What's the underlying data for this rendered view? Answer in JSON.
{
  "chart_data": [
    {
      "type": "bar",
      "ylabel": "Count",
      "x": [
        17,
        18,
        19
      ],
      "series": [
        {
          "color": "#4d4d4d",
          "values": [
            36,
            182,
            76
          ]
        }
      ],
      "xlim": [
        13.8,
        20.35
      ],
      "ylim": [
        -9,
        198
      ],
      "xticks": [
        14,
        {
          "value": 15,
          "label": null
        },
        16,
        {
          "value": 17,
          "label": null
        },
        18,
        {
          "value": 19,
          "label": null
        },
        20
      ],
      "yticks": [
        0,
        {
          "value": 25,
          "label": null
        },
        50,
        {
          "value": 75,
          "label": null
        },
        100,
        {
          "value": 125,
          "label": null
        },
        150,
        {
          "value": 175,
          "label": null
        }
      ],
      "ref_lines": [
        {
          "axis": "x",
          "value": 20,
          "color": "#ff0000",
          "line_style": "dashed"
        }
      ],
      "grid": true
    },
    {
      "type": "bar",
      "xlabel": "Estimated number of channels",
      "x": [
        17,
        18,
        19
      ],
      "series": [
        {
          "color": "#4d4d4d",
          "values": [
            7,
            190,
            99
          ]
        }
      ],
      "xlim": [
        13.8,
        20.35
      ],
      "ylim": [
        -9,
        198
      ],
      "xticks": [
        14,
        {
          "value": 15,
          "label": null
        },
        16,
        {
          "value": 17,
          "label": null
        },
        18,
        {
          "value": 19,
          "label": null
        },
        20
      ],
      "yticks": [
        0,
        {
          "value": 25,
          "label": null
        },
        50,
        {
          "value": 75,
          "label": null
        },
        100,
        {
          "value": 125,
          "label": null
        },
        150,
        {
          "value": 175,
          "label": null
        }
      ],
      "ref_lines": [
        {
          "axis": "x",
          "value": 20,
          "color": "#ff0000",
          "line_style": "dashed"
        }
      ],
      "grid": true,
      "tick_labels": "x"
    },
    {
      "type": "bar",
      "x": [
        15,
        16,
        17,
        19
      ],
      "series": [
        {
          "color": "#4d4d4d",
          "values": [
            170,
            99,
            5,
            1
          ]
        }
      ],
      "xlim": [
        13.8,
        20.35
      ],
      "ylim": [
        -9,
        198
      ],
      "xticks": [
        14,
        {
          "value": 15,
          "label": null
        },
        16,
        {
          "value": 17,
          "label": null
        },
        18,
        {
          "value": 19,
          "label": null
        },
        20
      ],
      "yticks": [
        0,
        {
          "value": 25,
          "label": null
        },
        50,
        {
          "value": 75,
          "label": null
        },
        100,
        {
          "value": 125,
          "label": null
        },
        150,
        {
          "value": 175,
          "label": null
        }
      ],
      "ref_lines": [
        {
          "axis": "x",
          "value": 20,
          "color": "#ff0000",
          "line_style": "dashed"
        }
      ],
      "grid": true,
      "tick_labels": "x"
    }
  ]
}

* [THE REQUEST]: Could you reproduce every record above exactly as it appears?

* [WRITTEN SOLUTION]:
What's the underlying data for this rendered view? Answer in JSON.
{
  "chart_data": [
    {
      "type": "bar",
      "ylabel": "Count",
      "x": [
        17,
        18,
        19
      ],
      "series": [
        {
          "color": "#4d4d4d",
          "values": [
            36,
            182,
            76
          ]
        }
      ],
      "xlim": [
        13.8,
        20.35
      ],
      "ylim": [
        -9,
        198
      ],
      "xticks": [
        14,
        {
          "value": 15,
          "label": null
        },
        16,
        {
          "value": 17,
          "label": null
        },
        18,
        {
          "value": 19,
          "label": null
        },
        20
      ],
      "yticks": [
        0,
        {
          "value": 25,
          "label": null
        },
        50,
        {
          "value": 75,
          "label": null
        },
        100,
        {
          "value": 125,
          "label": null
        },
        150,
        {
          "value": 175,
          "label": null
        }
      ],
      "ref_lines": [
        {
          "axis": "x",
          "value": 20,
          "color": "#ff0000",
          "line_style": "dashed"
        }
      ],
      "grid": true
    },
    {
      "type": "bar",
      "xlabel": "Estimated number of channels",
      "x": [
        17,
        18,
        19
      ],
      "series": [
        {
          "color": "#4d4d4d",
          "values": [
            7,
            190,
            99
          ]
        }
      ],
      "xlim": [
        13.8,
        20.35
      ],
      "ylim": [
        -9,
        198
      ],
      "xticks": [
        14,
        {
          "value": 15,
          "label": null
        },
        16,
        {
          "value": 17,
          "label": null
        },
        18,
        {
          "value": 19,
          "label": null
        },
        20
      ],
      "yticks": [
        0,
        {
          "value": 25,
          "label": null
        },
        50,
        {
          "value": 75,
          "label": null
        },
        100,
        {
          "value": 125,
          "label": null
        },
        150,
        {
          "value": 175,
          "label": null
        }
      ],
      "ref_lines": [
        {
          "axis": "x",
          "value": 20,
          "color": "#ff0000",
          "line_style": "dashed"
        }
      ],
      "grid": true,
      "tick_labels": "x"
    },
    {
      "type": "bar",
      "x": [
        15,
        16,
        17,
        19
      ],
      "series": [
        {
          "color": "#4d4d4d",
          "values": [
            170,
            99,
            5,
            1
          ]
        }
      ],
      "xlim": [
        13.8,
        20.35
      ],
      "ylim": [
        -9,
        198
      ],
      "xticks": [
        14,
        {
          "value": 15,
          "label": null
        },
        16,
        {
          "value": 17,
          "label": null
        },
        18,
        {
          "value": 19,
          "label": null
        },
        20
      ],
      "yticks": [
        0,
        {
          "value": 25,
          "label": null
        },
        50,
        {
          "value": 75,
          "label": null
        },
        100,
        {
          "value": 125,
          "label": null
        },
        150,
        {
          "value": 175,
          "label": null
        }
      ],
      "ref_lines": [
        {
          "axis": "x",
          "value": 20,
          "color": "#ff0000",
          "line_style": "dashed"
        }
      ],
      "grid": true,
      "tick_labels": "x"
    }
  ]
}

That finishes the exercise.